■ **Exercise objective**:
Only the number is wanted: how many lines of these entries contain the word "гражданства"?

(Saved entries)
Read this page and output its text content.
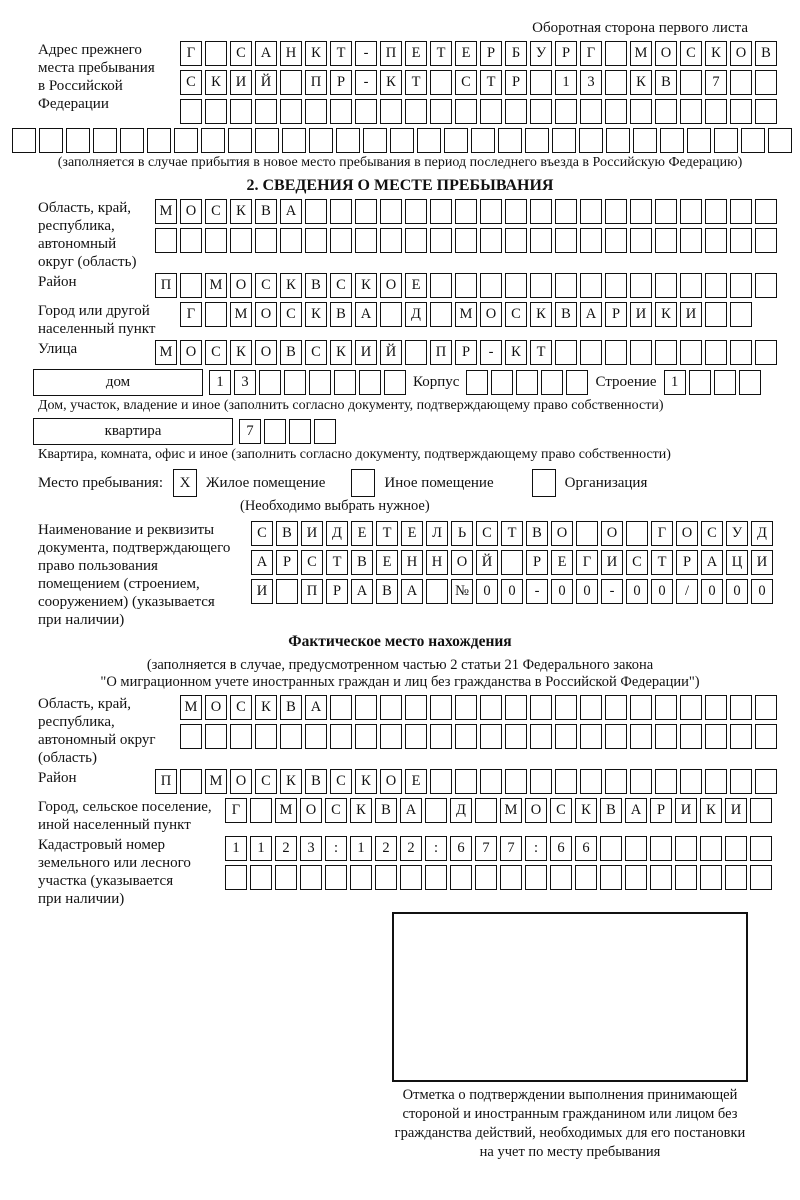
Оборотная сторона первого листа
Адрес прежнего
места пребывания
в Российской
Федерации
Г	С	А	Н	К	Т	-	П	Е	Т	Е	Р	Б	У	Р	Г	М О	С	К	О	В
С	К	И	Й	П	Р	-	К	Т	С	Т	Р	1	3	К	В	7
(заполняется в случае прибытия в новое место пребывания в период последнего въезда в Российскую Федерацию)
2. СВЕДЕНИЯ О МЕСТЕ ПРЕБЫВАНИЯ
Область, край,
республика,
автономный
округ (область)
М О	С	К	В	А
Район	П	М О	С	К	В	С	К	О	Е
Город или другой
населенный пункт
Г	М О	С	К	В	А	Д	М О	С	К	В	А	Р	И	К	И
Улица	М О	С	К	О	В	С	К	И	Й	П	Р	-	К	Т
дом	1	3	Корпус	Строение 1
Дом, участок, владение и иное (заполнить согласно документу, подтверждающему право собственности)
квартира	7
Квартира, комната, офис и иное (заполнить согласно документу, подтверждающему право собственности)
Место пребывания:	X	Жилое помещение	Иное помещение	Организация
(Необходимо выбрать нужное)
Наименование и реквизиты
документа, подтверждающего
право пользования
помещением (строением,
сооружением) (указывается
при наличии)
С	В	И	Д	Е	Т	Е	Л	Ь	С	Т	В	О	О	Г	О	С	У	Д
А	Р	С	Т	В	Е	Н	Н	О	Й	Р	Е	Г	И	С	Т	Р	А	Ц	И
И	П	Р	А	В	А	№ 0	0	-	0	0	-	0	0	/	0	0	0
Фактическое место нахождения
(заполняется в случае, предусмотренном частью 2 статьи 21 Федерального закона
"О миграционном учете иностранных граждан и лиц без гражданства в Российской Федерации")
Область, край,
республика,
автономный округ
(область)
М О	С	К	В	А
Район	П	М О	С	К	В	С	К	О	Е
Город, сельское поселение,
иной населенный пункт
Г	М О	С	К	В	А	Д	М О	С	К	В	А	Р	И	К	И
Кадастровый номер
земельного или лесного
участка (указывается
при наличии)
1	1	2	3	:	1	2	2	:	6	7	7	:	6	6
Отметка о подтверждении выполнения принимающей
стороной и иностранным гражданином или лицом без
гражданства действий, необходимых для его постановки
на учет по месту пребывания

■ **Expected answer**:
2